» Records to use:
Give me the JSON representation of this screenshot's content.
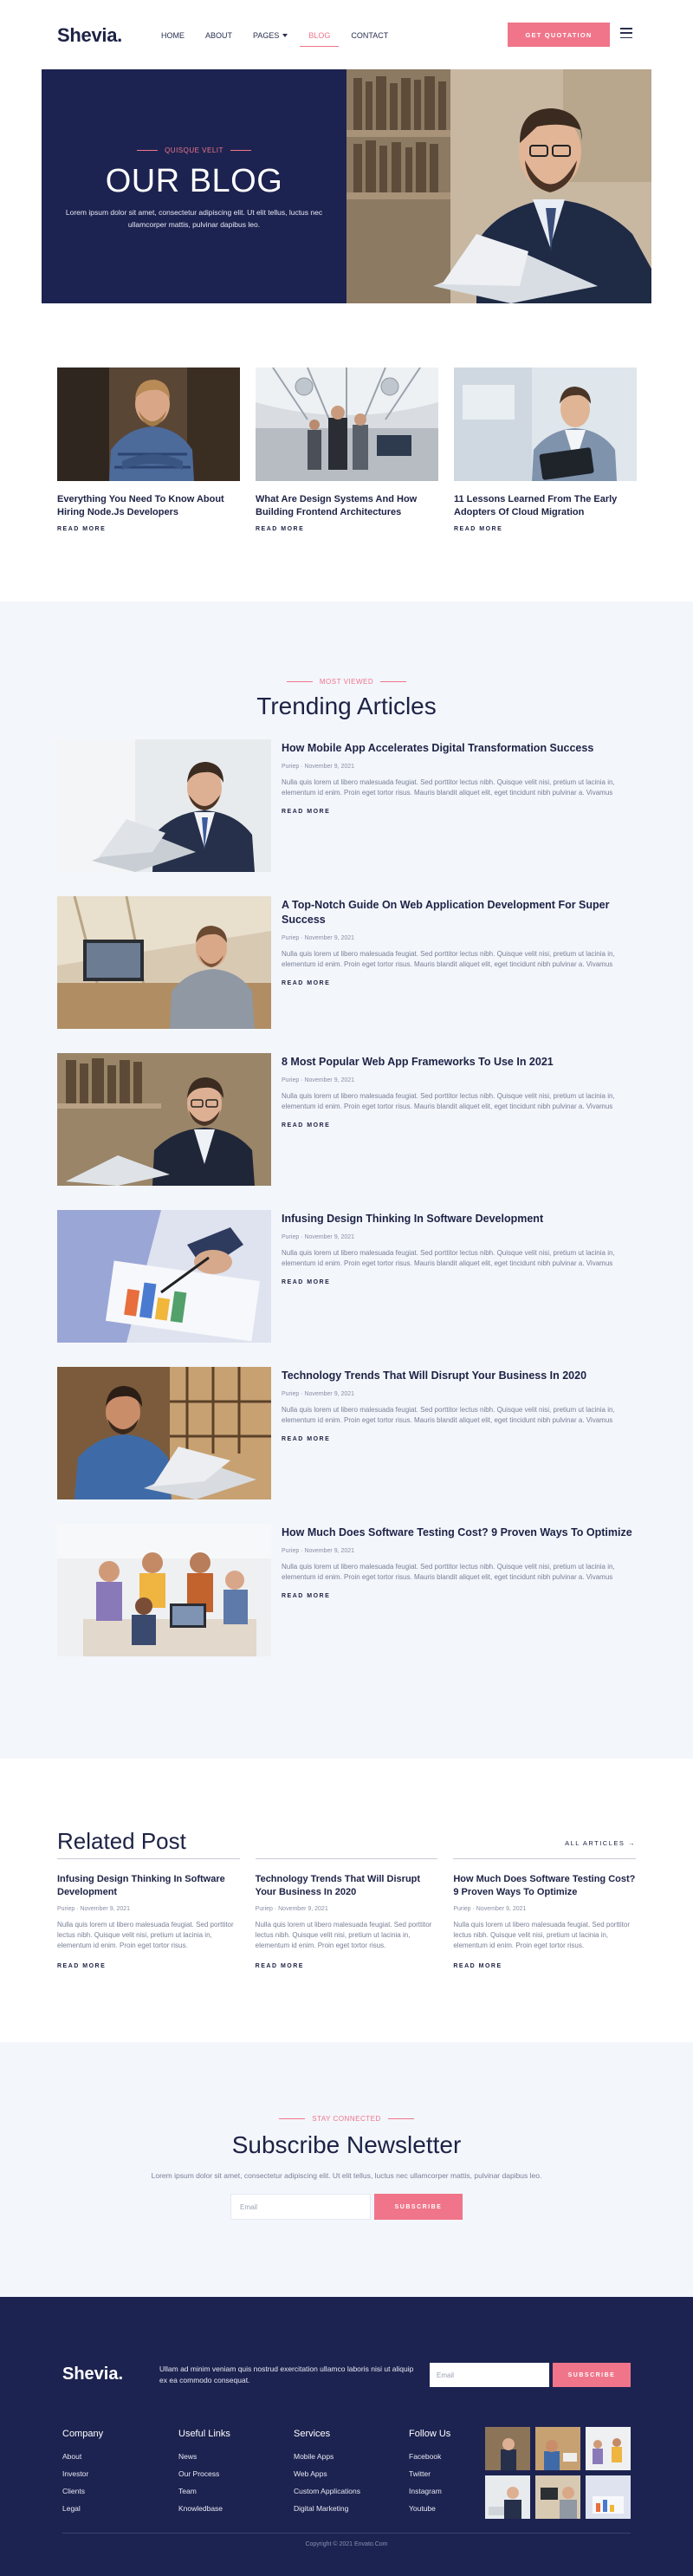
{
  "header": {
    "logo": "Shevia.",
    "nav": [
      "HOME",
      "ABOUT",
      "PAGES",
      "BLOG",
      "CONTACT"
    ],
    "active_nav": "BLOG",
    "cta": "GET QUOTATION"
  },
  "hero": {
    "eyebrow": "QUISQUE VELIT",
    "title": "OUR BLOG",
    "description": "Lorem ipsum dolor sit amet, consectetur adipiscing elit. Ut elit tellus, luctus nec ullamcorper mattis, pulvinar dapibus leo."
  },
  "featured": [
    {
      "title": "Everything You Need To Know About Hiring Node.Js Developers",
      "read_more": "READ MORE"
    },
    {
      "title": "What Are Design Systems And How Building Frontend Architectures",
      "read_more": "READ MORE"
    },
    {
      "title": "11 Lessons Learned From The Early Adopters Of Cloud Migration",
      "read_more": "READ MORE"
    }
  ],
  "trending": {
    "eyebrow": "MOST VIEWED",
    "title": "Trending Articles",
    "articles": [
      {
        "title": "How Mobile App Accelerates Digital Transformation Success",
        "meta": "Puriep · November 9, 2021",
        "text": "Nulla quis lorem ut libero malesuada feugiat. Sed porttitor lectus nibh. Quisque velit nisi, pretium ut lacinia in, elementum id enim. Proin eget tortor risus. Mauris blandit aliquet elit, eget tincidunt nibh pulvinar a. Vivamus",
        "read_more": "READ MORE"
      },
      {
        "title": "A Top-Notch Guide On Web Application Development For Super Success",
        "meta": "Puriep · November 9, 2021",
        "text": "Nulla quis lorem ut libero malesuada feugiat. Sed porttitor lectus nibh. Quisque velit nisi, pretium ut lacinia in, elementum id enim. Proin eget tortor risus. Mauris blandit aliquet elit, eget tincidunt nibh pulvinar a. Vivamus",
        "read_more": "READ MORE"
      },
      {
        "title": "8 Most Popular Web App Frameworks To Use In 2021",
        "meta": "Puriep · November 9, 2021",
        "text": "Nulla quis lorem ut libero malesuada feugiat. Sed porttitor lectus nibh. Quisque velit nisi, pretium ut lacinia in, elementum id enim. Proin eget tortor risus. Mauris blandit aliquet elit, eget tincidunt nibh pulvinar a. Vivamus",
        "read_more": "READ MORE"
      },
      {
        "title": "Infusing Design Thinking In Software Development",
        "meta": "Puriep · November 9, 2021",
        "text": "Nulla quis lorem ut libero malesuada feugiat. Sed porttitor lectus nibh. Quisque velit nisi, pretium ut lacinia in, elementum id enim. Proin eget tortor risus. Mauris blandit aliquet elit, eget tincidunt nibh pulvinar a. Vivamus",
        "read_more": "READ MORE"
      },
      {
        "title": "Technology Trends That Will Disrupt Your Business In 2020",
        "meta": "Puriep · November 9, 2021",
        "text": "Nulla quis lorem ut libero malesuada feugiat. Sed porttitor lectus nibh. Quisque velit nisi, pretium ut lacinia in, elementum id enim. Proin eget tortor risus. Mauris blandit aliquet elit, eget tincidunt nibh pulvinar a. Vivamus",
        "read_more": "READ MORE"
      },
      {
        "title": "How Much Does Software Testing Cost? 9 Proven Ways To Optimize",
        "meta": "Puriep · November 9, 2021",
        "text": "Nulla quis lorem ut libero malesuada feugiat. Sed porttitor lectus nibh. Quisque velit nisi, pretium ut lacinia in, elementum id enim. Proin eget tortor risus. Mauris blandit aliquet elit, eget tincidunt nibh pulvinar a. Vivamus",
        "read_more": "READ MORE"
      }
    ]
  },
  "related": {
    "title": "Related Post",
    "all_articles": "ALL ARTICLES →",
    "posts": [
      {
        "title": "Infusing Design Thinking In Software Development",
        "meta": "Puriep · November 9, 2021",
        "text": "Nulla quis lorem ut libero malesuada feugiat. Sed porttitor lectus nibh. Quisque velit nisi, pretium ut lacinia in, elementum id enim. Proin eget tortor risus.",
        "read_more": "READ MORE"
      },
      {
        "title": "Technology Trends That Will Disrupt Your Business In 2020",
        "meta": "Puriep · November 9, 2021",
        "text": "Nulla quis lorem ut libero malesuada feugiat. Sed porttitor lectus nibh. Quisque velit nisi, pretium ut lacinia in, elementum id enim. Proin eget tortor risus.",
        "read_more": "READ MORE"
      },
      {
        "title": "How Much Does Software Testing Cost? 9 Proven Ways To Optimize",
        "meta": "Puriep · November 9, 2021",
        "text": "Nulla quis lorem ut libero malesuada feugiat. Sed porttitor lectus nibh. Quisque velit nisi, pretium ut lacinia in, elementum id enim. Proin eget tortor risus.",
        "read_more": "READ MORE"
      }
    ]
  },
  "newsletter": {
    "eyebrow": "STAY CONNECTED",
    "title": "Subscribe Newsletter",
    "description": "Lorem ipsum dolor sit amet, consectetur adipiscing elit. Ut elit tellus, luctus nec ullamcorper mattis, pulvinar dapibus leo.",
    "placeholder": "Email",
    "button": "SUBSCRIBE"
  },
  "footer": {
    "logo": "Shevia.",
    "description": "Ullam ad minim veniam quis nostrud exercitation ullamco laboris nisi ut aliquip ex ea commodo consequat.",
    "placeholder": "Email",
    "button": "SUBSCRIBE",
    "columns": [
      {
        "title": "Company",
        "links": [
          "About",
          "Investor",
          "Clients",
          "Legal"
        ]
      },
      {
        "title": "Useful Links",
        "links": [
          "News",
          "Our Process",
          "Team",
          "Knowledbase"
        ]
      },
      {
        "title": "Services",
        "links": [
          "Mobile Apps",
          "Web Apps",
          "Custom Applications",
          "Digital Marketing"
        ]
      },
      {
        "title": "Follow Us",
        "links": [
          "Facebook",
          "Twitter",
          "Instagram",
          "Youtube"
        ]
      }
    ],
    "copyright": "Copyright © 2021 Envato.Com"
  },
  "colors": {
    "navy": "#1d2350",
    "accent": "#f0758a",
    "light_bg": "#f3f6fb"
  }
}
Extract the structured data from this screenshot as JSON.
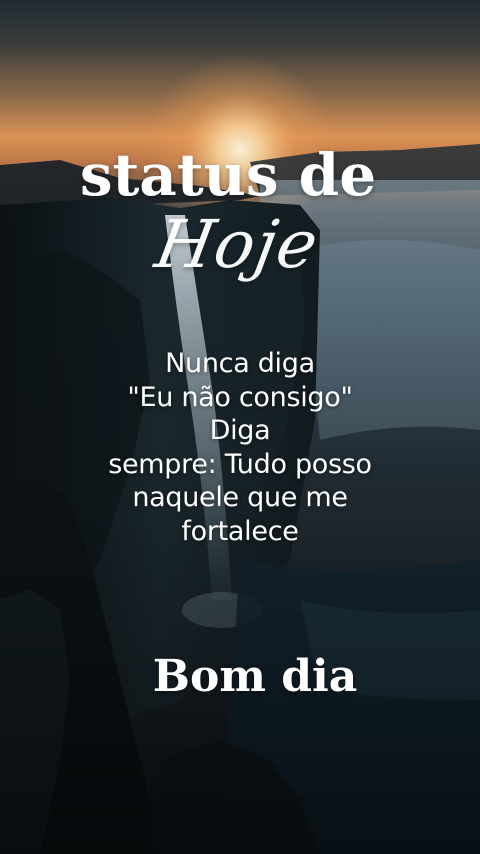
{
  "title": {
    "line1": "status de",
    "line2": "Hoje"
  },
  "quote": {
    "lines": [
      "Nunca diga",
      "\"Eu não consigo\"",
      "Diga",
      "sempre: Tudo posso",
      "naquele que me",
      "fortalece"
    ]
  },
  "greeting": "Bom dia",
  "background": {
    "scene": "waterfall-cliffs-at-sunset",
    "colors": {
      "sky_top": "#1e2a33",
      "sky_glow": "#f2a45c",
      "sun": "#fff3d6",
      "cliff_dark": "#0d1418",
      "mist": "#8aa3b3",
      "valley": "#152733"
    }
  }
}
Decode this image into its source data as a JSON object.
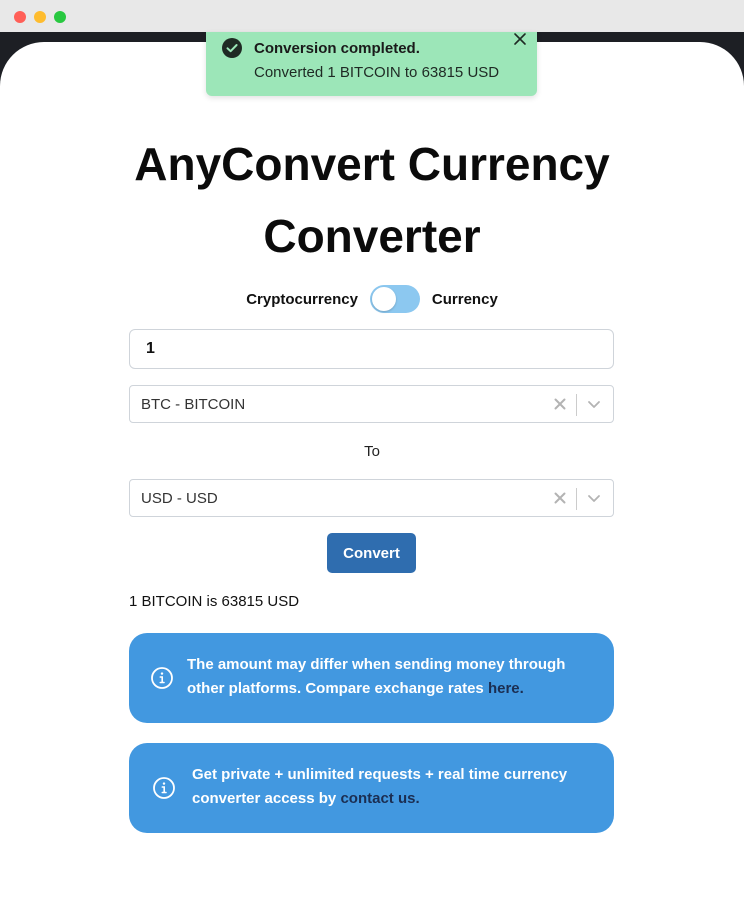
{
  "toast": {
    "title": "Conversion completed.",
    "message": "Converted 1 BITCOIN to 63815 USD"
  },
  "heading": {
    "line1": "AnyConvert Currency",
    "line2": "Converter"
  },
  "toggle": {
    "left_label": "Cryptocurrency",
    "right_label": "Currency"
  },
  "form": {
    "amount_value": "1",
    "from_value": "BTC - BITCOIN",
    "to_label": "To",
    "to_value": "USD - USD",
    "convert_label": "Convert"
  },
  "result_text": "1 BITCOIN is 63815 USD",
  "info_cards": [
    {
      "text": "The amount may differ when sending money through other platforms. Compare exchange rates ",
      "link": "here."
    },
    {
      "text": "Get private + unlimited requests + real time currency converter access by ",
      "link": "contact us."
    }
  ],
  "colors": {
    "toast_bg": "#9ce6b8",
    "accent": "#2f6daf",
    "info_bg": "#4298e0",
    "switch": "#8cc8f0"
  },
  "icons": {
    "toast": "check-circle-icon",
    "toast_close": "close-icon",
    "clear": "clear-x-icon",
    "dropdown": "chevron-down-icon",
    "info": "info-circle-icon"
  }
}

» Set task:
Each line of the data should be quoted exactly, with pictures left out.

» Response below:
Give me the JSON representation of this screenshot's content.
{
  "header": {
    "logo": "Shevia.",
    "nav": [
      "HOME",
      "ABOUT",
      "PAGES",
      "BLOG",
      "CONTACT"
    ],
    "active_nav": "BLOG",
    "cta": "GET QUOTATION"
  },
  "hero": {
    "eyebrow": "QUISQUE VELIT",
    "title": "OUR BLOG",
    "description": "Lorem ipsum dolor sit amet, consectetur adipiscing elit. Ut elit tellus, luctus nec ullamcorper mattis, pulvinar dapibus leo."
  },
  "featured": [
    {
      "title": "Everything You Need To Know About Hiring Node.Js Developers",
      "read_more": "READ MORE"
    },
    {
      "title": "What Are Design Systems And How Building Frontend Architectures",
      "read_more": "READ MORE"
    },
    {
      "title": "11 Lessons Learned From The Early Adopters Of Cloud Migration",
      "read_more": "READ MORE"
    }
  ],
  "trending": {
    "eyebrow": "MOST VIEWED",
    "title": "Trending Articles",
    "articles": [
      {
        "title": "How Mobile App Accelerates Digital Transformation Success",
        "meta": "Puriep · November 9, 2021",
        "text": "Nulla quis lorem ut libero malesuada feugiat. Sed porttitor lectus nibh. Quisque velit nisi, pretium ut lacinia in, elementum id enim. Proin eget tortor risus. Mauris blandit aliquet elit, eget tincidunt nibh pulvinar a. Vivamus",
        "read_more": "READ MORE"
      },
      {
        "title": "A Top-Notch Guide On Web Application Development For Super Success",
        "meta": "Puriep · November 9, 2021",
        "text": "Nulla quis lorem ut libero malesuada feugiat. Sed porttitor lectus nibh. Quisque velit nisi, pretium ut lacinia in, elementum id enim. Proin eget tortor risus. Mauris blandit aliquet elit, eget tincidunt nibh pulvinar a. Vivamus",
        "read_more": "READ MORE"
      },
      {
        "title": "8 Most Popular Web App Frameworks To Use In 2021",
        "meta": "Puriep · November 9, 2021",
        "text": "Nulla quis lorem ut libero malesuada feugiat. Sed porttitor lectus nibh. Quisque velit nisi, pretium ut lacinia in, elementum id enim. Proin eget tortor risus. Mauris blandit aliquet elit, eget tincidunt nibh pulvinar a. Vivamus",
        "read_more": "READ MORE"
      },
      {
        "title": "Infusing Design Thinking In Software Development",
        "meta": "Puriep · November 9, 2021",
        "text": "Nulla quis lorem ut libero malesuada feugiat. Sed porttitor lectus nibh. Quisque velit nisi, pretium ut lacinia in, elementum id enim. Proin eget tortor risus. Mauris blandit aliquet elit, eget tincidunt nibh pulvinar a. Vivamus",
        "read_more": "READ MORE"
      },
      {
        "title": "Technology Trends That Will Disrupt Your Business In 2020",
        "meta": "Puriep · November 9, 2021",
        "text": "Nulla quis lorem ut libero malesuada feugiat. Sed porttitor lectus nibh. Quisque velit nisi, pretium ut lacinia in, elementum id enim. Proin eget tortor risus. Mauris blandit aliquet elit, eget tincidunt nibh pulvinar a. Vivamus",
        "read_more": "READ MORE"
      },
      {
        "title": "How Much Does Software Testing Cost? 9 Proven Ways To Optimize",
        "meta": "Puriep · November 9, 2021",
        "text": "Nulla quis lorem ut libero malesuada feugiat. Sed porttitor lectus nibh. Quisque velit nisi, pretium ut lacinia in, elementum id enim. Proin eget tortor risus. Mauris blandit aliquet elit, eget tincidunt nibh pulvinar a. Vivamus",
        "read_more": "READ MORE"
      }
    ]
  },
  "related": {
    "title": "Related Post",
    "all_articles": "ALL ARTICLES →",
    "posts": [
      {
        "title": "Infusing Design Thinking In Software Development",
        "meta": "Puriep · November 9, 2021",
        "text": "Nulla quis lorem ut libero malesuada feugiat. Sed porttitor lectus nibh. Quisque velit nisi, pretium ut lacinia in, elementum id enim. Proin eget tortor risus.",
        "read_more": "READ MORE"
      },
      {
        "title": "Technology Trends That Will Disrupt Your Business In 2020",
        "meta": "Puriep · November 9, 2021",
        "text": "Nulla quis lorem ut libero malesuada feugiat. Sed porttitor lectus nibh. Quisque velit nisi, pretium ut lacinia in, elementum id enim. Proin eget tortor risus.",
        "read_more": "READ MORE"
      },
      {
        "title": "How Much Does Software Testing Cost? 9 Proven Ways To Optimize",
        "meta": "Puriep · November 9, 2021",
        "text": "Nulla quis lorem ut libero malesuada feugiat. Sed porttitor lectus nibh. Quisque velit nisi, pretium ut lacinia in, elementum id enim. Proin eget tortor risus.",
        "read_more": "READ MORE"
      }
    ]
  },
  "newsletter": {
    "eyebrow": "STAY CONNECTED",
    "title": "Subscribe Newsletter",
    "description": "Lorem ipsum dolor sit amet, consectetur adipiscing elit. Ut elit tellus, luctus nec ullamcorper mattis, pulvinar dapibus leo.",
    "placeholder": "Email",
    "button": "SUBSCRIBE"
  },
  "footer": {
    "logo": "Shevia.",
    "description": "Ullam ad minim veniam quis nostrud exercitation ullamco laboris nisi ut aliquip ex ea commodo consequat.",
    "placeholder": "Email",
    "button": "SUBSCRIBE",
    "columns": [
      {
        "title": "Company",
        "links": [
          "About",
          "Investor",
          "Clients",
          "Legal"
        ]
      },
      {
        "title": "Useful Links",
        "links": [
          "News",
          "Our Process",
          "Team",
          "Knowledbase"
        ]
      },
      {
        "title": "Services",
        "links": [
          "Mobile Apps",
          "Web Apps",
          "Custom Applications",
          "Digital Marketing"
        ]
      },
      {
        "title": "Follow Us",
        "links": [
          "Facebook",
          "Twitter",
          "Instagram",
          "Youtube"
        ]
      }
    ],
    "copyright": "Copyright © 2021 Envato.Com"
  },
  "colors": {
    "navy": "#1d2350",
    "accent": "#f0758a",
    "light_bg": "#f3f6fb"
  }
}
Extract the structured data from this screenshot as JSON.
{
  "title": {
    "line1": "status de",
    "line2": "Hoje"
  },
  "quote": {
    "lines": [
      "Nunca diga",
      "\"Eu não consigo\"",
      "Diga",
      "sempre: Tudo posso",
      "naquele que me",
      "fortalece"
    ]
  },
  "greeting": "Bom dia",
  "background": {
    "scene": "waterfall-cliffs-at-sunset",
    "colors": {
      "sky_top": "#1e2a33",
      "sky_glow": "#f2a45c",
      "sun": "#fff3d6",
      "cliff_dark": "#0d1418",
      "mist": "#8aa3b3",
      "valley": "#152733"
    }
  }
}
Decode this image into its source data as a JSON object.
{
  "toast": {
    "title": "Conversion completed.",
    "message": "Converted 1 BITCOIN to 63815 USD"
  },
  "heading": {
    "line1": "AnyConvert Currency",
    "line2": "Converter"
  },
  "toggle": {
    "left_label": "Cryptocurrency",
    "right_label": "Currency"
  },
  "form": {
    "amount_value": "1",
    "from_value": "BTC - BITCOIN",
    "to_label": "To",
    "to_value": "USD - USD",
    "convert_label": "Convert"
  },
  "result_text": "1 BITCOIN is 63815 USD",
  "info_cards": [
    {
      "text": "The amount may differ when sending money through other platforms. Compare exchange rates ",
      "link": "here."
    },
    {
      "text": "Get private + unlimited requests + real time currency converter access by ",
      "link": "contact us."
    }
  ],
  "colors": {
    "toast_bg": "#9ce6b8",
    "accent": "#2f6daf",
    "info_bg": "#4298e0",
    "switch": "#8cc8f0"
  },
  "icons": {
    "toast": "check-circle-icon",
    "toast_close": "close-icon",
    "clear": "clear-x-icon",
    "dropdown": "chevron-down-icon",
    "info": "info-circle-icon"
  }
}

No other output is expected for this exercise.